— Start of EXTRACTED INFORMATION —

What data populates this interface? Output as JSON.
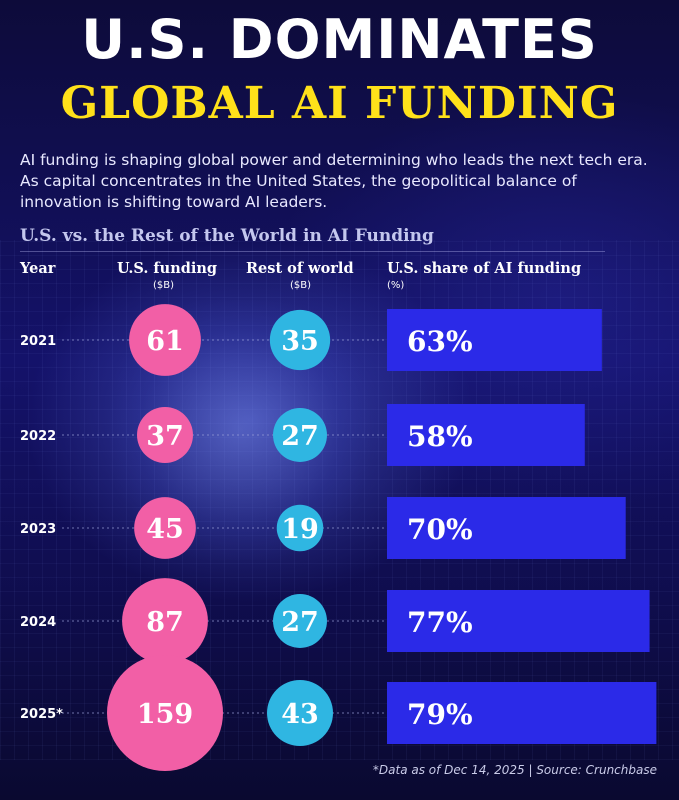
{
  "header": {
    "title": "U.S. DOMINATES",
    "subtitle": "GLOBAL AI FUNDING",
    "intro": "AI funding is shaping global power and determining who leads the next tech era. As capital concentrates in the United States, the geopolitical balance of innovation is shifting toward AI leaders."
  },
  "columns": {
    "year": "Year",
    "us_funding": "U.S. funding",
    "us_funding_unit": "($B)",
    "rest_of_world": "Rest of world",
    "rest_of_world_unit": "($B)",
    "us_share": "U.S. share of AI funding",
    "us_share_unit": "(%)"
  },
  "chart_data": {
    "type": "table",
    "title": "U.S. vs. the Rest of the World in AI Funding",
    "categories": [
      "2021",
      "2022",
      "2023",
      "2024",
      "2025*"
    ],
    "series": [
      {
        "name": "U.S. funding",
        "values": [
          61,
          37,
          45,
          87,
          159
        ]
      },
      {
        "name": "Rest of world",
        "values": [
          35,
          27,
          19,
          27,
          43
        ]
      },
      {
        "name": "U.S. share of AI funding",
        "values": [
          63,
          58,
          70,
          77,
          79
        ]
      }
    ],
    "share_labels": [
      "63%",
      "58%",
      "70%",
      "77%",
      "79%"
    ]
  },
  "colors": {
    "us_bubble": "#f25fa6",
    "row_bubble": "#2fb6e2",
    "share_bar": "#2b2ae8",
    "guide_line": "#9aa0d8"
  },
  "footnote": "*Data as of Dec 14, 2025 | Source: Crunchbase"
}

— End of EXTRACTED INFORMATION —

- EXERCISE BRIEF: Pictures stay out; reproduce every line of the records exactly.

- EXERCISE ANSWER:
What data populates this interface? Output as JSON.
{
  "header": {
    "title": "U.S. DOMINATES",
    "subtitle": "GLOBAL AI FUNDING",
    "intro": "AI funding is shaping global power and determining who leads the next tech era. As capital concentrates in the United States, the geopolitical balance of innovation is shifting toward AI leaders."
  },
  "columns": {
    "year": "Year",
    "us_funding": "U.S. funding",
    "us_funding_unit": "($B)",
    "rest_of_world": "Rest of world",
    "rest_of_world_unit": "($B)",
    "us_share": "U.S. share of AI funding",
    "us_share_unit": "(%)"
  },
  "chart_data": {
    "type": "table",
    "title": "U.S. vs. the Rest of the World in AI Funding",
    "categories": [
      "2021",
      "2022",
      "2023",
      "2024",
      "2025*"
    ],
    "series": [
      {
        "name": "U.S. funding",
        "values": [
          61,
          37,
          45,
          87,
          159
        ]
      },
      {
        "name": "Rest of world",
        "values": [
          35,
          27,
          19,
          27,
          43
        ]
      },
      {
        "name": "U.S. share of AI funding",
        "values": [
          63,
          58,
          70,
          77,
          79
        ]
      }
    ],
    "share_labels": [
      "63%",
      "58%",
      "70%",
      "77%",
      "79%"
    ]
  },
  "colors": {
    "us_bubble": "#f25fa6",
    "row_bubble": "#2fb6e2",
    "share_bar": "#2b2ae8",
    "guide_line": "#9aa0d8"
  },
  "footnote": "*Data as of Dec 14, 2025 | Source: Crunchbase"
}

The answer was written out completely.